**Stated goal:** Each line below should be retyped exactly, with no pictures.

**Record excerpts:**
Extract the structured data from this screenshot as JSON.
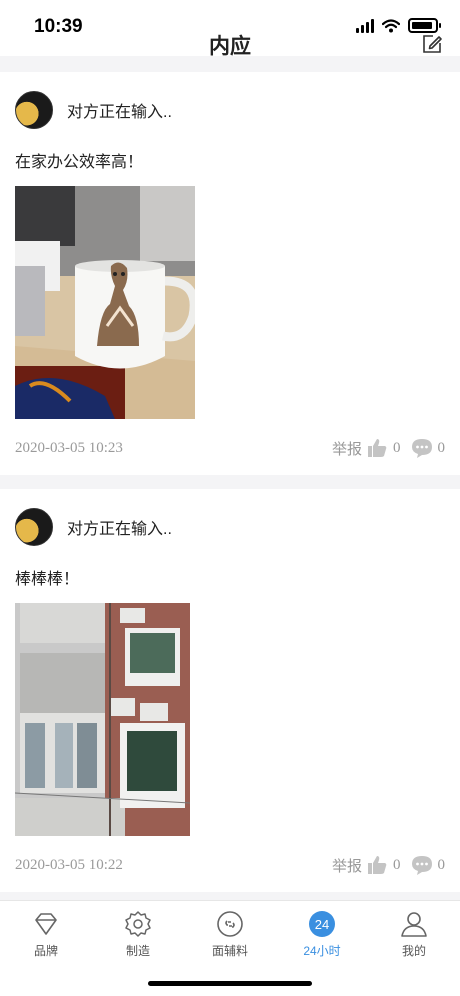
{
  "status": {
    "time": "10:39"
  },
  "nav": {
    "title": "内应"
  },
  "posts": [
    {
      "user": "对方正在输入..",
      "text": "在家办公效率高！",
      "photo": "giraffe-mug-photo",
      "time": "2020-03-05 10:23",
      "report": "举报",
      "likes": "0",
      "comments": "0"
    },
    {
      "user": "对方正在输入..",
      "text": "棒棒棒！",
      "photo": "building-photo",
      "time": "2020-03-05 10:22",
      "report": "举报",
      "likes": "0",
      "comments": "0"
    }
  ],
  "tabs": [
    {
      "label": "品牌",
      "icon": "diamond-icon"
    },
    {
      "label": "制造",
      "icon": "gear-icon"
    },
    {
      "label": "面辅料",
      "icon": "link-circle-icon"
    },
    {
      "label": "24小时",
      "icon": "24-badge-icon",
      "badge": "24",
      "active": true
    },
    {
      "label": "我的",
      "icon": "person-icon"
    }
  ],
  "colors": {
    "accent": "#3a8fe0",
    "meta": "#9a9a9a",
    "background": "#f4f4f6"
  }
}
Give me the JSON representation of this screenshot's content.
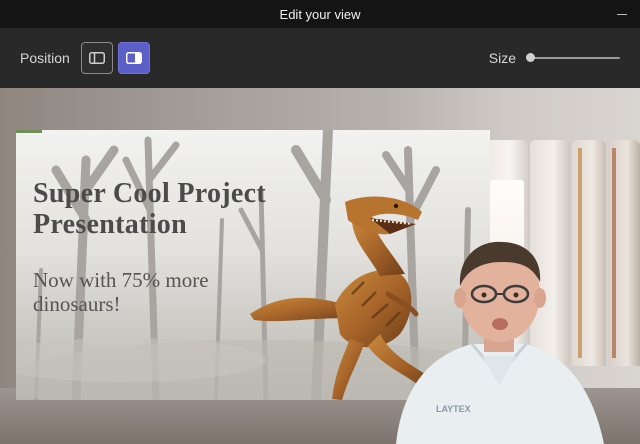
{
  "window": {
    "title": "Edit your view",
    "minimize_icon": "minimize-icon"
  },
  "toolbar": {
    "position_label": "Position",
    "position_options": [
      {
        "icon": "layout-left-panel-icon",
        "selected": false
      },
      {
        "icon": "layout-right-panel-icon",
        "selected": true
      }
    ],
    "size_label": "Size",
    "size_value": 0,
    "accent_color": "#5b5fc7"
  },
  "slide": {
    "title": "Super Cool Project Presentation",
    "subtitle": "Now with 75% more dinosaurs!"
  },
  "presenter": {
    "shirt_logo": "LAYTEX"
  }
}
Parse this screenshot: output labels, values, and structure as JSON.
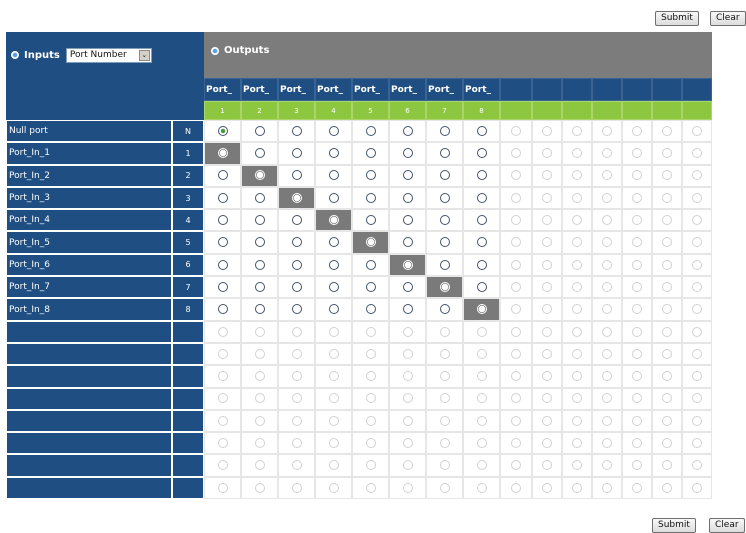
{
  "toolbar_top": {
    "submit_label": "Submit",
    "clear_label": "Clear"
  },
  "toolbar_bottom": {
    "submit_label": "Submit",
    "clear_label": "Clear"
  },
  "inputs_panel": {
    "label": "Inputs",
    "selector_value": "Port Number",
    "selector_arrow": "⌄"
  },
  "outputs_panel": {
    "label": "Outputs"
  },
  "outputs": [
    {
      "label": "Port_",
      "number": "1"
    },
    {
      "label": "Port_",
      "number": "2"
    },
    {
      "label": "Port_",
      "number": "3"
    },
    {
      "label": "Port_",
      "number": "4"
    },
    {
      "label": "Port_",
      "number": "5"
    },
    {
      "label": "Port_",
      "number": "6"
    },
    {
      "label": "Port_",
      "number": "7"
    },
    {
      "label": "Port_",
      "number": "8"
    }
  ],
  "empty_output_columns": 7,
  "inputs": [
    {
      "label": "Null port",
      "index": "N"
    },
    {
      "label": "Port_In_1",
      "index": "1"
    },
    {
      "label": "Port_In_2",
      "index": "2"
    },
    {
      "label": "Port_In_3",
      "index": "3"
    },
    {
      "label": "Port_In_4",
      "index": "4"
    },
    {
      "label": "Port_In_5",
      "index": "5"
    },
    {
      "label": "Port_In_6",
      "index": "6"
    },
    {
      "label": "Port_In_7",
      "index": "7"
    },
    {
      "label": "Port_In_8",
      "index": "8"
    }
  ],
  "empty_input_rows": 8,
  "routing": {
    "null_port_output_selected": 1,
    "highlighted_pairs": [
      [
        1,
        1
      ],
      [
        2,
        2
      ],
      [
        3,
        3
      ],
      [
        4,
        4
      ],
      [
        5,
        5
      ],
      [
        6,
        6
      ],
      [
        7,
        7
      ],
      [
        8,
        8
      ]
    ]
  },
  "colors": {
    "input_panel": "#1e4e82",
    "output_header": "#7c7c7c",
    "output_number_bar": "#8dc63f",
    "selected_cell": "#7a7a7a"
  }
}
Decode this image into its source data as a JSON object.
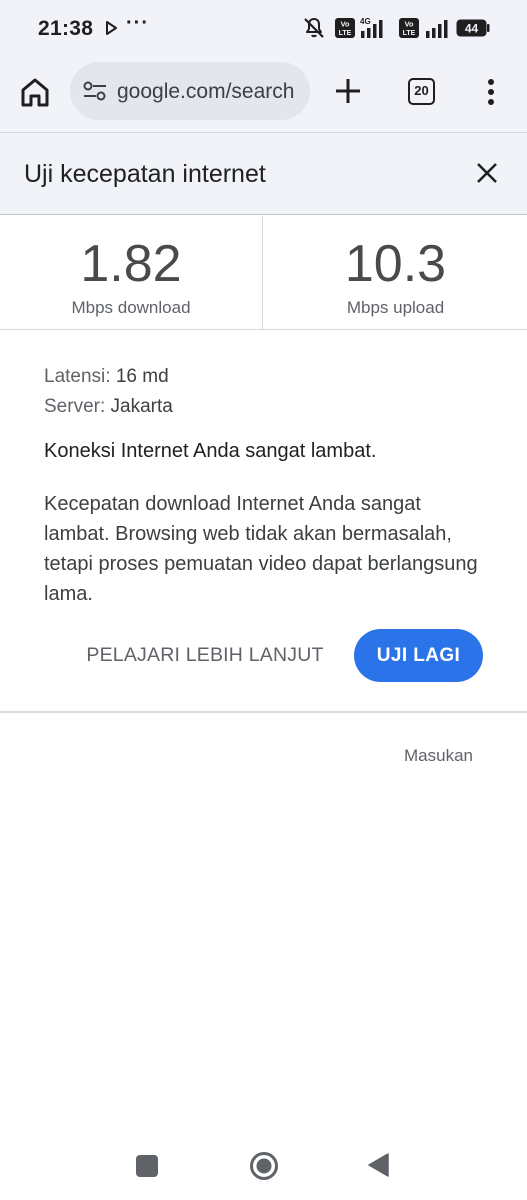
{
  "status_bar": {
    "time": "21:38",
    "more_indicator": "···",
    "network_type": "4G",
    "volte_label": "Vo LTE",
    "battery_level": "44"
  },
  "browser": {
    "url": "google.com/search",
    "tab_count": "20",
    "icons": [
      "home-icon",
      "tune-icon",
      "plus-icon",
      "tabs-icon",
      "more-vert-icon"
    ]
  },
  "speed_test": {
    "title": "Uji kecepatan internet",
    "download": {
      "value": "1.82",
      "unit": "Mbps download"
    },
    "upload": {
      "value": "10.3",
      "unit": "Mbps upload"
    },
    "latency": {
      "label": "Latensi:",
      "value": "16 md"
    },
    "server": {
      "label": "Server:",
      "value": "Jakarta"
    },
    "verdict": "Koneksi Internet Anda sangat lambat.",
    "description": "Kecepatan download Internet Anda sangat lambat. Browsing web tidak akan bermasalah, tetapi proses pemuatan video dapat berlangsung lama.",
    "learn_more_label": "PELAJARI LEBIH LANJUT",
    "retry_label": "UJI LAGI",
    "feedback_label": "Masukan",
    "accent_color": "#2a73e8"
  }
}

**Result for this exercise:**
Extract the structured data from this screenshot as JSON.
{
  "status": {
    "time": "10:39"
  },
  "nav": {
    "title": "内应"
  },
  "posts": [
    {
      "user": "对方正在输入..",
      "text": "在家办公效率高！",
      "photo": "giraffe-mug-photo",
      "time": "2020-03-05 10:23",
      "report": "举报",
      "likes": "0",
      "comments": "0"
    },
    {
      "user": "对方正在输入..",
      "text": "棒棒棒！",
      "photo": "building-photo",
      "time": "2020-03-05 10:22",
      "report": "举报",
      "likes": "0",
      "comments": "0"
    }
  ],
  "tabs": [
    {
      "label": "品牌",
      "icon": "diamond-icon"
    },
    {
      "label": "制造",
      "icon": "gear-icon"
    },
    {
      "label": "面辅料",
      "icon": "link-circle-icon"
    },
    {
      "label": "24小时",
      "icon": "24-badge-icon",
      "badge": "24",
      "active": true
    },
    {
      "label": "我的",
      "icon": "person-icon"
    }
  ],
  "colors": {
    "accent": "#3a8fe0",
    "meta": "#9a9a9a",
    "background": "#f4f4f6"
  }
}
Give me the JSON representation of this screenshot's content.
{
  "window": {
    "title": "Edit your view",
    "minimize_icon": "minimize-icon"
  },
  "toolbar": {
    "position_label": "Position",
    "position_options": [
      {
        "icon": "layout-left-panel-icon",
        "selected": false
      },
      {
        "icon": "layout-right-panel-icon",
        "selected": true
      }
    ],
    "size_label": "Size",
    "size_value": 0,
    "accent_color": "#5b5fc7"
  },
  "slide": {
    "title": "Super Cool Project Presentation",
    "subtitle": "Now with 75% more dinosaurs!"
  },
  "presenter": {
    "shirt_logo": "LAYTEX"
  }
}
Parse this screenshot: output labels, values, and structure as JSON.
{
  "toolbar_top": {
    "submit_label": "Submit",
    "clear_label": "Clear"
  },
  "toolbar_bottom": {
    "submit_label": "Submit",
    "clear_label": "Clear"
  },
  "inputs_panel": {
    "label": "Inputs",
    "selector_value": "Port Number",
    "selector_arrow": "⌄"
  },
  "outputs_panel": {
    "label": "Outputs"
  },
  "outputs": [
    {
      "label": "Port_",
      "number": "1"
    },
    {
      "label": "Port_",
      "number": "2"
    },
    {
      "label": "Port_",
      "number": "3"
    },
    {
      "label": "Port_",
      "number": "4"
    },
    {
      "label": "Port_",
      "number": "5"
    },
    {
      "label": "Port_",
      "number": "6"
    },
    {
      "label": "Port_",
      "number": "7"
    },
    {
      "label": "Port_",
      "number": "8"
    }
  ],
  "empty_output_columns": 7,
  "inputs": [
    {
      "label": "Null port",
      "index": "N"
    },
    {
      "label": "Port_In_1",
      "index": "1"
    },
    {
      "label": "Port_In_2",
      "index": "2"
    },
    {
      "label": "Port_In_3",
      "index": "3"
    },
    {
      "label": "Port_In_4",
      "index": "4"
    },
    {
      "label": "Port_In_5",
      "index": "5"
    },
    {
      "label": "Port_In_6",
      "index": "6"
    },
    {
      "label": "Port_In_7",
      "index": "7"
    },
    {
      "label": "Port_In_8",
      "index": "8"
    }
  ],
  "empty_input_rows": 8,
  "routing": {
    "null_port_output_selected": 1,
    "highlighted_pairs": [
      [
        1,
        1
      ],
      [
        2,
        2
      ],
      [
        3,
        3
      ],
      [
        4,
        4
      ],
      [
        5,
        5
      ],
      [
        6,
        6
      ],
      [
        7,
        7
      ],
      [
        8,
        8
      ]
    ]
  },
  "colors": {
    "input_panel": "#1e4e82",
    "output_header": "#7c7c7c",
    "output_number_bar": "#8dc63f",
    "selected_cell": "#7a7a7a"
  }
}
Decode this image into its source data as a JSON object.
{
  "status_bar": {
    "time": "21:38",
    "more_indicator": "···",
    "network_type": "4G",
    "volte_label": "Vo LTE",
    "battery_level": "44"
  },
  "browser": {
    "url": "google.com/search",
    "tab_count": "20",
    "icons": [
      "home-icon",
      "tune-icon",
      "plus-icon",
      "tabs-icon",
      "more-vert-icon"
    ]
  },
  "speed_test": {
    "title": "Uji kecepatan internet",
    "download": {
      "value": "1.82",
      "unit": "Mbps download"
    },
    "upload": {
      "value": "10.3",
      "unit": "Mbps upload"
    },
    "latency": {
      "label": "Latensi:",
      "value": "16 md"
    },
    "server": {
      "label": "Server:",
      "value": "Jakarta"
    },
    "verdict": "Koneksi Internet Anda sangat lambat.",
    "description": "Kecepatan download Internet Anda sangat lambat. Browsing web tidak akan bermasalah, tetapi proses pemuatan video dapat berlangsung lama.",
    "learn_more_label": "PELAJARI LEBIH LANJUT",
    "retry_label": "UJI LAGI",
    "feedback_label": "Masukan",
    "accent_color": "#2a73e8"
  }
}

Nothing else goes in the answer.